-- Start --

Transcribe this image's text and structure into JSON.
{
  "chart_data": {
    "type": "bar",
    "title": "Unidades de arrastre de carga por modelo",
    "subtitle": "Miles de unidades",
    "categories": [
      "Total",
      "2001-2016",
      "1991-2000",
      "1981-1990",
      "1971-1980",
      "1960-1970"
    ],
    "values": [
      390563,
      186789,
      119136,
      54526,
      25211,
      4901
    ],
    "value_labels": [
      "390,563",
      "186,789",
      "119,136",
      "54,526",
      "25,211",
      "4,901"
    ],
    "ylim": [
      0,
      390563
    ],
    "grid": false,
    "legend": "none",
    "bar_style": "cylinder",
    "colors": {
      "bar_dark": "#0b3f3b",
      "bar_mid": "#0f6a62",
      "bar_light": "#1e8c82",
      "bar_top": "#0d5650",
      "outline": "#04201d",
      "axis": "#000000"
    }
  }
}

-- End --
-- Start --

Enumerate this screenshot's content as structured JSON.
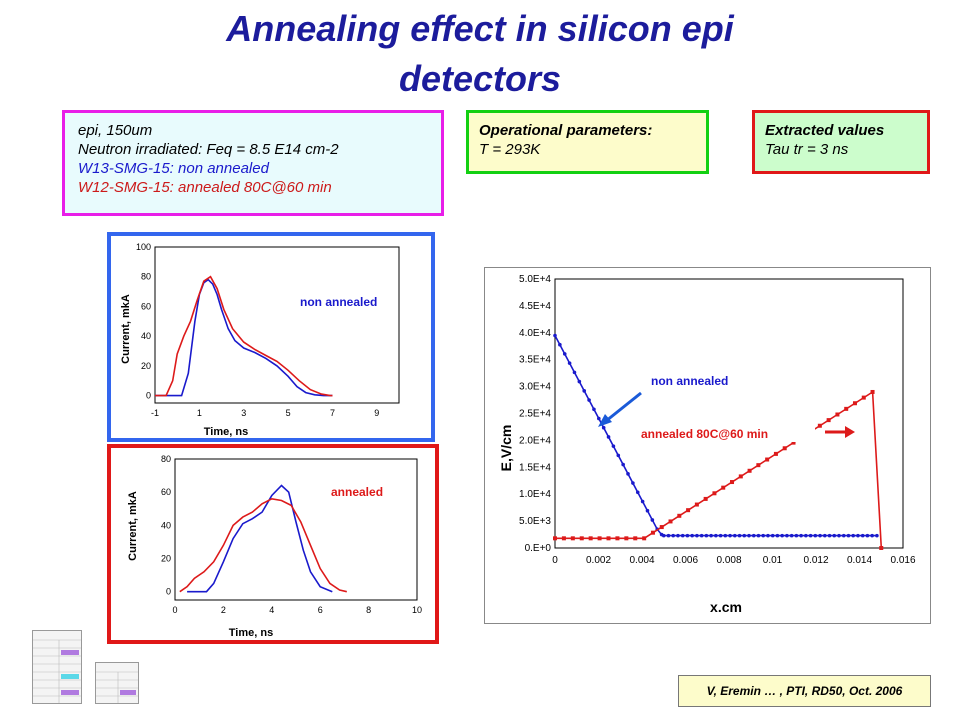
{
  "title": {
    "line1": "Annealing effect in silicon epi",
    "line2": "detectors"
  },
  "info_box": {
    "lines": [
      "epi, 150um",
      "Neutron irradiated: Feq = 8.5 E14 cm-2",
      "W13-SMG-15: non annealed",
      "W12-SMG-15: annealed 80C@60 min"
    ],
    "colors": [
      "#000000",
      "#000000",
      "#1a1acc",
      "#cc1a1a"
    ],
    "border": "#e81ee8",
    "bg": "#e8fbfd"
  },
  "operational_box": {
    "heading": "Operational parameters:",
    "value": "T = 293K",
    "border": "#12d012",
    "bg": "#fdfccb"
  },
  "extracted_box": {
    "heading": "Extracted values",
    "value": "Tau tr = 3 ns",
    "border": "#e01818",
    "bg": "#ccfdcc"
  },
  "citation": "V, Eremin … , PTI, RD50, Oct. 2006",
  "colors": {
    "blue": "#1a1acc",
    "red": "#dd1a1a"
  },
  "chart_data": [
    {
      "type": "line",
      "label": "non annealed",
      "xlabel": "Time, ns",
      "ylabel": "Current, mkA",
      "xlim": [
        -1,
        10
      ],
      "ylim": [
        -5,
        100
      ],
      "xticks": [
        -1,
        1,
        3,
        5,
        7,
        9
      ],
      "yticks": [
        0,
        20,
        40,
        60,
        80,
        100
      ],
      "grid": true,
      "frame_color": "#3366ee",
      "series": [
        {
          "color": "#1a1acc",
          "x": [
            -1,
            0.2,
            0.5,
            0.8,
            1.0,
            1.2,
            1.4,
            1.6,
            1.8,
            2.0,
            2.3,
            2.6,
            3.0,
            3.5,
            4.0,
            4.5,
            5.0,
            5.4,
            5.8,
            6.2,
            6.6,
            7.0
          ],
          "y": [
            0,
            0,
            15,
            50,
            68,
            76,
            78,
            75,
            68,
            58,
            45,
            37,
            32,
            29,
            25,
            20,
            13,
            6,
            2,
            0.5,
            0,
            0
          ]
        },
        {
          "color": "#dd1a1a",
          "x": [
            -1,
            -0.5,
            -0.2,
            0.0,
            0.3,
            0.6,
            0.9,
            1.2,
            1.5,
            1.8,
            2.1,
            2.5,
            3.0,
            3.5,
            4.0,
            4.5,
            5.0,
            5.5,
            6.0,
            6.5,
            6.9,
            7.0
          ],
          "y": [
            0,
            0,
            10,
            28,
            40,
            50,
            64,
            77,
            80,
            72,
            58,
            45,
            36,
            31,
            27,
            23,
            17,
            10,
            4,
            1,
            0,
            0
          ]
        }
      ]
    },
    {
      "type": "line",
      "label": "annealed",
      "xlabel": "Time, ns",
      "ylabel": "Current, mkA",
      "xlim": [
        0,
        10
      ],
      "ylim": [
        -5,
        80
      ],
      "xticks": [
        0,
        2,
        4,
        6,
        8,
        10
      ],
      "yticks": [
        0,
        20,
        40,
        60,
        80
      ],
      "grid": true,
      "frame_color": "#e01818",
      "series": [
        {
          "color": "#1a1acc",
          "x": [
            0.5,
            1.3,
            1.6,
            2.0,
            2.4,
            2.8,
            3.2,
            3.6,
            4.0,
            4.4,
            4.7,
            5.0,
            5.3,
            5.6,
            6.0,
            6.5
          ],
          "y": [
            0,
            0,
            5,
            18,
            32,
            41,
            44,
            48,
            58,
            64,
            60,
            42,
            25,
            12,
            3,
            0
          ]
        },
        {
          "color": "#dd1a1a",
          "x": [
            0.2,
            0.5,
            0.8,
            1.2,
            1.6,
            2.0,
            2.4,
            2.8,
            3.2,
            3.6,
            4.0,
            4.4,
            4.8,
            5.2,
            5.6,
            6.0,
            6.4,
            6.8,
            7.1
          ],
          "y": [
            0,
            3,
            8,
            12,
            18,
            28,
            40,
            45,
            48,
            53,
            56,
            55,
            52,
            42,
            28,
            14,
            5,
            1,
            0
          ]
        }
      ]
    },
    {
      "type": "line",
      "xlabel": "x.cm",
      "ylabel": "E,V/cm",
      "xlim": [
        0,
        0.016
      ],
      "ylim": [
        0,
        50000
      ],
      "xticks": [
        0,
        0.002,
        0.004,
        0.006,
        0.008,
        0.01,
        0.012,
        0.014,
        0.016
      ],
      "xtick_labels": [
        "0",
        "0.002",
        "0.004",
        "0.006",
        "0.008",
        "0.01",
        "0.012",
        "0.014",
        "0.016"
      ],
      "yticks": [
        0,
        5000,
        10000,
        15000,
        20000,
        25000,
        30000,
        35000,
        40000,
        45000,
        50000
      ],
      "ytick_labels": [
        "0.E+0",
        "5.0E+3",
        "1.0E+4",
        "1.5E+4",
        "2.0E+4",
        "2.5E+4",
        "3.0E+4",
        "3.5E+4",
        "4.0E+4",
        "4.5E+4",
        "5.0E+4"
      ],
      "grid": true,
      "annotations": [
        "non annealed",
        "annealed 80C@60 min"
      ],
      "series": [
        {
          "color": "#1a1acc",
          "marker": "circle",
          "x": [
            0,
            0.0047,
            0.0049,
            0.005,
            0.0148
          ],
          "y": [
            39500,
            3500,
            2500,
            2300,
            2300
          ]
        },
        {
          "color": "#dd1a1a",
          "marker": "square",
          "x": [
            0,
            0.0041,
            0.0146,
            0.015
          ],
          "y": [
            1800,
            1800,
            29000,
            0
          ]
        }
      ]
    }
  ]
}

-- End --
-- Start --

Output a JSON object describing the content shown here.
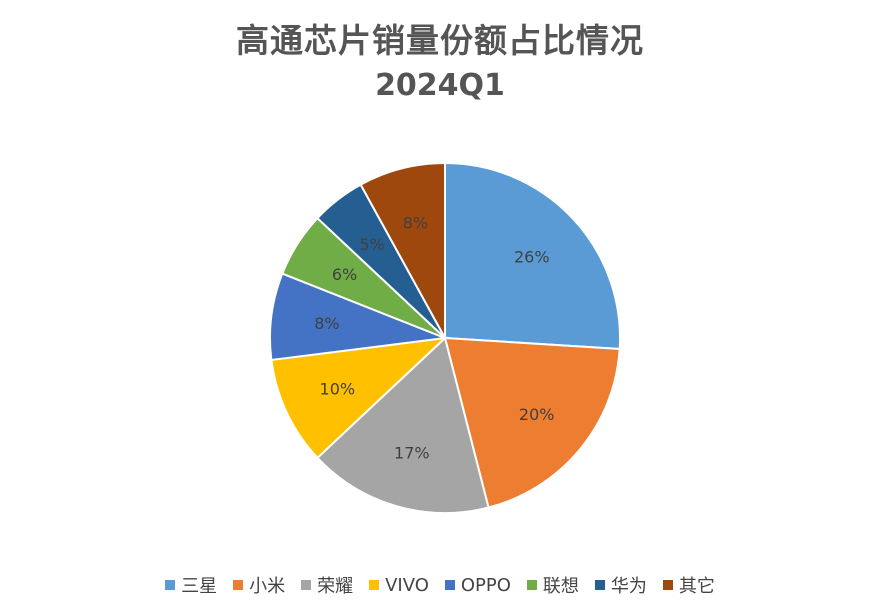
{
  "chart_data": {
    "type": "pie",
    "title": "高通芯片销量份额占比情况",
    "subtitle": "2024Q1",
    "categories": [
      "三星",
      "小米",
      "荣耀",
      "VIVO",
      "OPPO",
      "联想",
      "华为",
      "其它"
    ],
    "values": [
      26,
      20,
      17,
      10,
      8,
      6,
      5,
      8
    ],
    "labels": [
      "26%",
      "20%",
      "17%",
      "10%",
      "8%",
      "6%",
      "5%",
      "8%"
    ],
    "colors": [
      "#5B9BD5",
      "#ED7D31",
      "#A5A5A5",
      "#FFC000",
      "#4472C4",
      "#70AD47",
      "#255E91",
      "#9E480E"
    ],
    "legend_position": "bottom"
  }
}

-- End --

### What is required
Select the lines that carry the string "annealed" and copy them.

### Exercise response
      "W13-SMG-15: non annealed",
      "W12-SMG-15: annealed 80C@60 min"
      "label": "non annealed",
      "label": "annealed",
        "non annealed",
        "annealed 80C@60 min"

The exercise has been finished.